- EXERCISE AIM
Repeat the material below word for word and leave out all pictures.

- SUPPLIED MATERIAL
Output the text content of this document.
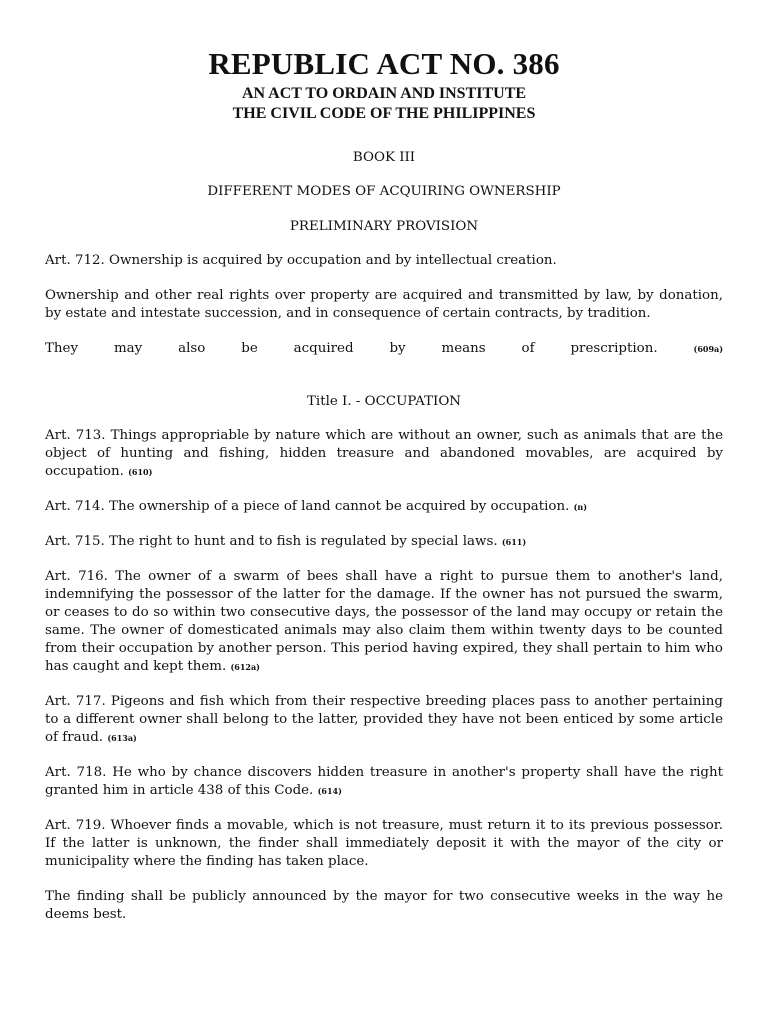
REPUBLIC ACT NO. 386
AN ACT TO ORDAIN AND INSTITUTE
THE CIVIL CODE OF THE PHILIPPINES
BOOK III
DIFFERENT MODES OF ACQUIRING OWNERSHIP
PRELIMINARY PROVISION

Art. 712. Ownership is acquired by occupation and by intellectual creation.

Ownership and other real rights over property are acquired and transmitted by law, by donation, by estate and intestate succession, and in consequence of certain contracts, by tradition.

They may also be acquired by means of prescription.	(609a)

Title I. - OCCUPATION

Art. 713. Things appropriable by nature which are without an owner, such as animals that are the object of hunting and fishing, hidden treasure and abandoned movables, are acquired by occupation. (610)

Art. 714. The ownership of a piece of land cannot be acquired by occupation. (n)

Art. 715. The right to hunt and to fish is regulated by special laws. (611)

Art. 716. The owner of a swarm of bees shall have a right to pursue them to another's land, indemnifying the possessor of the latter for the damage. If the owner has not pursued the swarm, or ceases to do so within two consecutive days, the possessor of the land may occupy or retain the same. The owner of domesticated animals may also claim them within twenty days to be counted from their occupation by another person. This period having expired, they shall pertain to him who has caught and kept them. (612a)

Art. 717. Pigeons and fish which from their respective breeding places pass to another pertaining to a different owner shall belong to the latter, provided they have not been enticed by some article of fraud. (613a)

Art. 718. He who by chance discovers hidden treasure in another's property shall have the right granted him in article 438 of this Code. (614)

Art. 719. Whoever finds a movable, which is not treasure, must return it to its previous possessor. If the latter is unknown, the finder shall immediately deposit it with the mayor of the city or municipality where the finding has taken place.

The finding shall be publicly announced by the mayor for two consecutive weeks in the way he deems best.
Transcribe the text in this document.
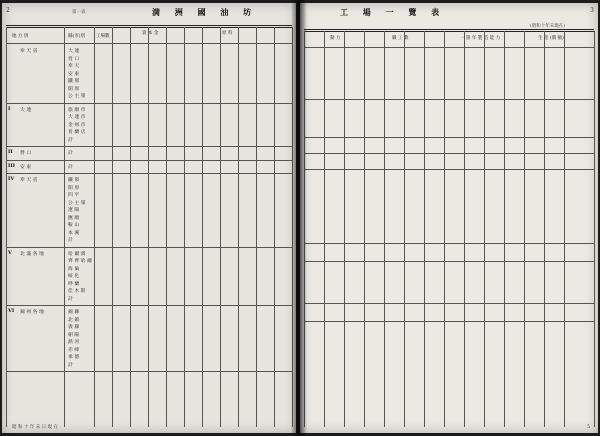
2	第一表	満 洲 國 油 坊
地 方 別	縣(市)別 工場數
資 本 金	原 料
昭 和 十 年 末 日 現 在
奉 天 省	大 連
営 口
奉 天
安 東
鐵 嶺
開 原
公 主 嶺
I 大 連	旅 順 市
大 連 市
金 州 市
普 蘭 店
計
II 營 口	計
III 安 東	計
IV 奉 天 省	鐵 嶺
開 原
四 平
公 主 嶺
遼 陽
撫 順
鞍 山
本 溪
計
V 北 滿 各 地	哈 爾 濱
齊 齊 哈 爾
海 倫
綏 化
呼 蘭
佳 木 斯
計
VI 錦 州 各 地	錦 縣
北 鎮
義 縣
朝 陽
熱 河
赤 峰
承 德
計
3
工 場 一 覽 表
(昭和十年末現在)
動 力	職 工 數	一 箇 年 製 造 能 力	生 産 (價 額)
5
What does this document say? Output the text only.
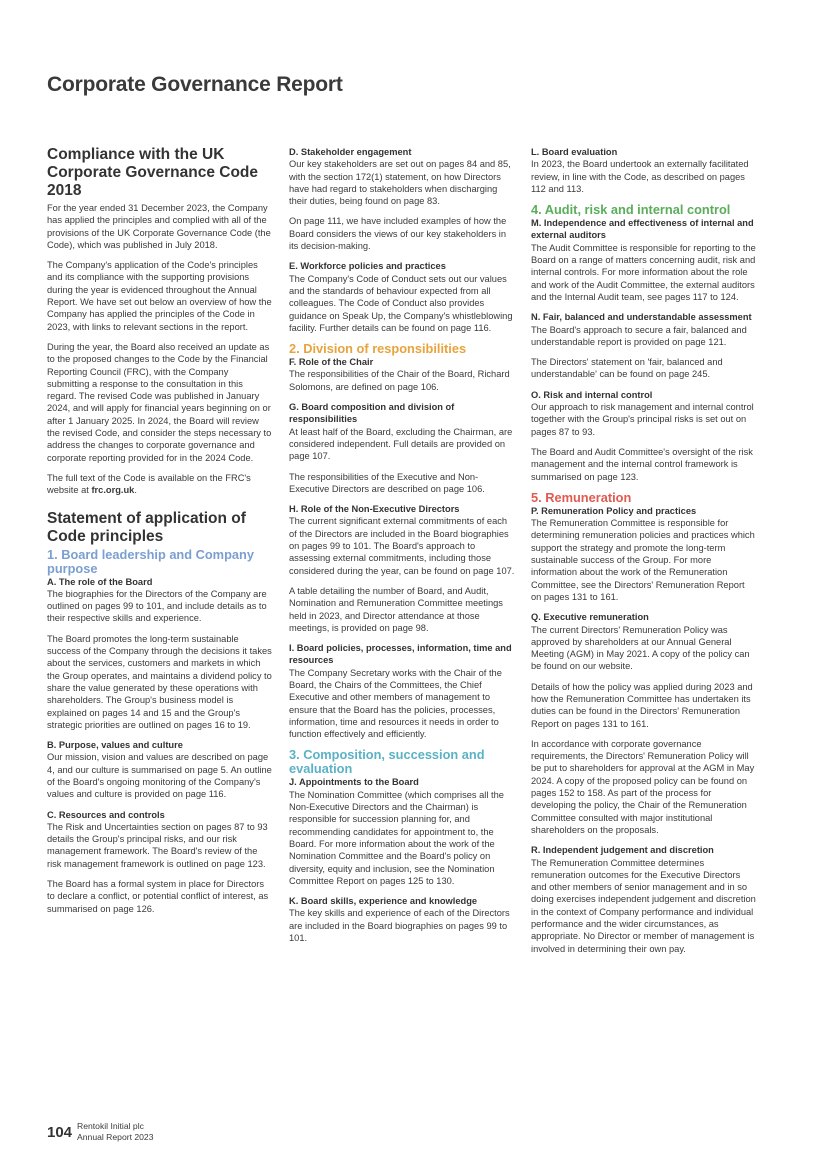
Corporate Governance Report
Compliance with the UK Corporate Governance Code 2018

For the year ended 31 December 2023, the Company has applied the principles and complied with all of the provisions of the UK Corporate Governance Code (the Code), which was published in July 2018.

The Company's application of the Code's principles and its compliance with the supporting provisions during the year is evidenced throughout the Annual Report. We have set out below an overview of how the Company has applied the principles of the Code in 2023, with links to relevant sections in the report.

During the year, the Board also received an update as to the proposed changes to the Code by the Financial Reporting Council (FRC), with the Company submitting a response to the consultation in this regard. The revised Code was published in January 2024, and will apply for financial years beginning on or after 1 January 2025. In 2024, the Board will review the revised Code, and consider the steps necessary to address the changes to corporate governance and corporate reporting provided for in the 2024 Code.

The full text of the Code is available on the FRC's website at frc.org.uk.

Statement of application of Code principles
1. Board leadership and Company purpose
A. The role of the Board

The biographies for the Directors of the Company are outlined on pages 99 to 101, and include details as to their respective skills and experience.

The Board promotes the long-term sustainable success of the Company through the decisions it takes about the services, customers and markets in which the Group operates, and maintains a dividend policy to share the value generated by these operations with shareholders. The Group's business model is explained on pages 14 and 15 and the Group's strategic priorities are outlined on pages 16 to 19.

B. Purpose, values and culture

Our mission, vision and values are described on page 4, and our culture is summarised on page 5. An outline of the Board's ongoing monitoring of the Company's values and culture is provided on page 116.

C. Resources and controls

The Risk and Uncertainties section on pages 87 to 93 details the Group's principal risks, and our risk management framework. The Board's review of the risk management framework is outlined on page 123.

The Board has a formal system in place for Directors to declare a conflict, or potential conflict of interest, as summarised on page 126.

D. Stakeholder engagement

Our key stakeholders are set out on pages 84 and 85, with the section 172(1) statement, on how Directors have had regard to stakeholders when discharging their duties, being found on page 83.

On page 111, we have included examples of how the Board considers the views of our key stakeholders in its decision-making.

E. Workforce policies and practices

The Company's Code of Conduct sets out our values and the standards of behaviour expected from all colleagues. The Code of Conduct also provides guidance on Speak Up, the Company's whistleblowing facility. Further details can be found on page 116.

2. Division of responsibilities
F. Role of the Chair

The responsibilities of the Chair of the Board, Richard Solomons, are defined on page 106.

G. Board composition and division of responsibilities

At least half of the Board, excluding the Chairman, are considered independent. Full details are provided on page 107.

The responsibilities of the Executive and Non-Executive Directors are described on page 106.

H. Role of the Non-Executive Directors

The current significant external commitments of each of the Directors are included in the Board biographies on pages 99 to 101. The Board's approach to assessing external commitments, including those considered during the year, can be found on page 107.

A table detailing the number of Board, and Audit, Nomination and Remuneration Committee meetings held in 2023, and Director attendance at those meetings, is provided on page 98.

I. Board policies, processes, information, time and resources

The Company Secretary works with the Chair of the Board, the Chairs of the Committees, the Chief Executive and other members of management to ensure that the Board has the policies, processes, information, time and resources it needs in order to function effectively and efficiently.

3. Composition, succession and evaluation
J. Appointments to the Board

The Nomination Committee (which comprises all the Non-Executive Directors and the Chairman) is responsible for succession planning for, and recommending candidates for appointment to, the Board. For more information about the work of the Nomination Committee and the Board's policy on diversity, equity and inclusion, see the Nomination Committee Report on pages 125 to 130.

K. Board skills, experience and knowledge

The key skills and experience of each of the Directors are included in the Board biographies on pages 99 to 101.

L. Board evaluation

In 2023, the Board undertook an externally facilitated review, in line with the Code, as described on pages 112 and 113.

4. Audit, risk and internal control
M. Independence and effectiveness of internal and external auditors

The Audit Committee is responsible for reporting to the Board on a range of matters concerning audit, risk and internal controls. For more information about the role and work of the Audit Committee, the external auditors and the Internal Audit team, see pages 117 to 124.

N. Fair, balanced and understandable assessment

The Board's approach to secure a fair, balanced and understandable report is provided on page 121.

The Directors' statement on 'fair, balanced and understandable' can be found on page 245.

O. Risk and internal control

Our approach to risk management and internal control together with the Group's principal risks is set out on pages 87 to 93.

The Board and Audit Committee's oversight of the risk management and the internal control framework is summarised on page 123.

5. Remuneration
P. Remuneration Policy and practices

The Remuneration Committee is responsible for determining remuneration policies and practices which support the strategy and promote the long-term sustainable success of the Group. For more information about the work of the Remuneration Committee, see the Directors' Remuneration Report on pages 131 to 161.

Q. Executive remuneration

The current Directors' Remuneration Policy was approved by shareholders at our Annual General Meeting (AGM) in May 2021. A copy of the policy can be found on our website.

Details of how the policy was applied during 2023 and how the Remuneration Committee has undertaken its duties can be found in the Directors' Remuneration Report on pages 131 to 161.

In accordance with corporate governance requirements, the Directors' Remuneration Policy will be put to shareholders for approval at the AGM in May 2024. A copy of the proposed policy can be found on pages 152 to 158. As part of the process for developing the policy, the Chair of the Remuneration Committee consulted with major institutional shareholders on the proposals.

R. Independent judgement and discretion

The Remuneration Committee determines remuneration outcomes for the Executive Directors and other members of senior management and in so doing exercises independent judgement and discretion in the context of Company performance and individual performance and the wider circumstances, as appropriate. No Director or member of management is involved in determining their own pay.

104 Rentokil Initial plc
Annual Report 2023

- ANSWER TO THIS EXERCISE
Output the text content of this document.
REPUBLIC ACT NO. 386
AN ACT TO ORDAIN AND INSTITUTE
THE CIVIL CODE OF THE PHILIPPINES
BOOK III
DIFFERENT MODES OF ACQUIRING OWNERSHIP
PRELIMINARY PROVISION

Art. 712. Ownership is acquired by occupation and by intellectual creation.

Ownership and other real rights over property are acquired and transmitted by law, by donation, by estate and intestate succession, and in consequence of certain contracts, by tradition.

They may also be acquired by means of prescription.	(609a)

Title I. - OCCUPATION

Art. 713. Things appropriable by nature which are without an owner, such as animals that are the object of hunting and fishing, hidden treasure and abandoned movables, are acquired by occupation. (610)

Art. 714. The ownership of a piece of land cannot be acquired by occupation. (n)

Art. 715. The right to hunt and to fish is regulated by special laws. (611)

Art. 716. The owner of a swarm of bees shall have a right to pursue them to another's land, indemnifying the possessor of the latter for the damage. If the owner has not pursued the swarm, or ceases to do so within two consecutive days, the possessor of the land may occupy or retain the same. The owner of domesticated animals may also claim them within twenty days to be counted from their occupation by another person. This period having expired, they shall pertain to him who has caught and kept them. (612a)

Art. 717. Pigeons and fish which from their respective breeding places pass to another pertaining to a different owner shall belong to the latter, provided they have not been enticed by some article of fraud. (613a)

Art. 718. He who by chance discovers hidden treasure in another's property shall have the right granted him in article 438 of this Code. (614)

Art. 719. Whoever finds a movable, which is not treasure, must return it to its previous possessor. If the latter is unknown, the finder shall immediately deposit it with the mayor of the city or municipality where the finding has taken place.

The finding shall be publicly announced by the mayor for two consecutive weeks in the way he deems best.
Transcribe the text in this document.
2	第一表	満 洲 國 油 坊
地 方 別	縣(市)別 工場數
資 本 金	原 料
昭 和 十 年 末 日 現 在
奉 天 省	大 連
営 口
奉 天
安 東
鐵 嶺
開 原
公 主 嶺
I 大 連	旅 順 市
大 連 市
金 州 市
普 蘭 店
計
II 營 口	計
III 安 東	計
IV 奉 天 省	鐵 嶺
開 原
四 平
公 主 嶺
遼 陽
撫 順
鞍 山
本 溪
計
V 北 滿 各 地	哈 爾 濱
齊 齊 哈 爾
海 倫
綏 化
呼 蘭
佳 木 斯
計
VI 錦 州 各 地	錦 縣
北 鎮
義 縣
朝 陽
熱 河
赤 峰
承 德
計
3
工 場 一 覽 表
(昭和十年末現在)
動 力	職 工 數	一 箇 年 製 造 能 力	生 産 (價 額)
5
What does this document say? Output the text only.
Corporate Governance Report
Compliance with the UK Corporate Governance Code 2018

For the year ended 31 December 2023, the Company has applied the principles and complied with all of the provisions of the UK Corporate Governance Code (the Code), which was published in July 2018.

The Company's application of the Code's principles and its compliance with the supporting provisions during the year is evidenced throughout the Annual Report. We have set out below an overview of how the Company has applied the principles of the Code in 2023, with links to relevant sections in the report.

During the year, the Board also received an update as to the proposed changes to the Code by the Financial Reporting Council (FRC), with the Company submitting a response to the consultation in this regard. The revised Code was published in January 2024, and will apply for financial years beginning on or after 1 January 2025. In 2024, the Board will review the revised Code, and consider the steps necessary to address the changes to corporate governance and corporate reporting provided for in the 2024 Code.

The full text of the Code is available on the FRC's website at frc.org.uk.

Statement of application of Code principles
1. Board leadership and Company purpose
A. The role of the Board

The biographies for the Directors of the Company are outlined on pages 99 to 101, and include details as to their respective skills and experience.

The Board promotes the long-term sustainable success of the Company through the decisions it takes about the services, customers and markets in which the Group operates, and maintains a dividend policy to share the value generated by these operations with shareholders. The Group's business model is explained on pages 14 and 15 and the Group's strategic priorities are outlined on pages 16 to 19.

B. Purpose, values and culture

Our mission, vision and values are described on page 4, and our culture is summarised on page 5. An outline of the Board's ongoing monitoring of the Company's values and culture is provided on page 116.

C. Resources and controls

The Risk and Uncertainties section on pages 87 to 93 details the Group's principal risks, and our risk management framework. The Board's review of the risk management framework is outlined on page 123.

The Board has a formal system in place for Directors to declare a conflict, or potential conflict of interest, as summarised on page 126.

D. Stakeholder engagement

Our key stakeholders are set out on pages 84 and 85, with the section 172(1) statement, on how Directors have had regard to stakeholders when discharging their duties, being found on page 83.

On page 111, we have included examples of how the Board considers the views of our key stakeholders in its decision-making.

E. Workforce policies and practices

The Company's Code of Conduct sets out our values and the standards of behaviour expected from all colleagues. The Code of Conduct also provides guidance on Speak Up, the Company's whistleblowing facility. Further details can be found on page 116.

2. Division of responsibilities
F. Role of the Chair

The responsibilities of the Chair of the Board, Richard Solomons, are defined on page 106.

G. Board composition and division of responsibilities

At least half of the Board, excluding the Chairman, are considered independent. Full details are provided on page 107.

The responsibilities of the Executive and Non-Executive Directors are described on page 106.

H. Role of the Non-Executive Directors

The current significant external commitments of each of the Directors are included in the Board biographies on pages 99 to 101. The Board's approach to assessing external commitments, including those considered during the year, can be found on page 107.

A table detailing the number of Board, and Audit, Nomination and Remuneration Committee meetings held in 2023, and Director attendance at those meetings, is provided on page 98.

I. Board policies, processes, information, time and resources

The Company Secretary works with the Chair of the Board, the Chairs of the Committees, the Chief Executive and other members of management to ensure that the Board has the policies, processes, information, time and resources it needs in order to function effectively and efficiently.

3. Composition, succession and evaluation
J. Appointments to the Board

The Nomination Committee (which comprises all the Non-Executive Directors and the Chairman) is responsible for succession planning for, and recommending candidates for appointment to, the Board. For more information about the work of the Nomination Committee and the Board's policy on diversity, equity and inclusion, see the Nomination Committee Report on pages 125 to 130.

K. Board skills, experience and knowledge

The key skills and experience of each of the Directors are included in the Board biographies on pages 99 to 101.

L. Board evaluation

In 2023, the Board undertook an externally facilitated review, in line with the Code, as described on pages 112 and 113.

4. Audit, risk and internal control
M. Independence and effectiveness of internal and external auditors

The Audit Committee is responsible for reporting to the Board on a range of matters concerning audit, risk and internal controls. For more information about the role and work of the Audit Committee, the external auditors and the Internal Audit team, see pages 117 to 124.

N. Fair, balanced and understandable assessment

The Board's approach to secure a fair, balanced and understandable report is provided on page 121.

The Directors' statement on 'fair, balanced and understandable' can be found on page 245.

O. Risk and internal control

Our approach to risk management and internal control together with the Group's principal risks is set out on pages 87 to 93.

The Board and Audit Committee's oversight of the risk management and the internal control framework is summarised on page 123.

5. Remuneration
P. Remuneration Policy and practices

The Remuneration Committee is responsible for determining remuneration policies and practices which support the strategy and promote the long-term sustainable success of the Group. For more information about the work of the Remuneration Committee, see the Directors' Remuneration Report on pages 131 to 161.

Q. Executive remuneration

The current Directors' Remuneration Policy was approved by shareholders at our Annual General Meeting (AGM) in May 2021. A copy of the policy can be found on our website.

Details of how the policy was applied during 2023 and how the Remuneration Committee has undertaken its duties can be found in the Directors' Remuneration Report on pages 131 to 161.

In accordance with corporate governance requirements, the Directors' Remuneration Policy will be put to shareholders for approval at the AGM in May 2024. A copy of the proposed policy can be found on pages 152 to 158. As part of the process for developing the policy, the Chair of the Remuneration Committee consulted with major institutional shareholders on the proposals.

R. Independent judgement and discretion

The Remuneration Committee determines remuneration outcomes for the Executive Directors and other members of senior management and in so doing exercises independent judgement and discretion in the context of Company performance and individual performance and the wider circumstances, as appropriate. No Director or member of management is involved in determining their own pay.

104 Rentokil Initial plc
Annual Report 2023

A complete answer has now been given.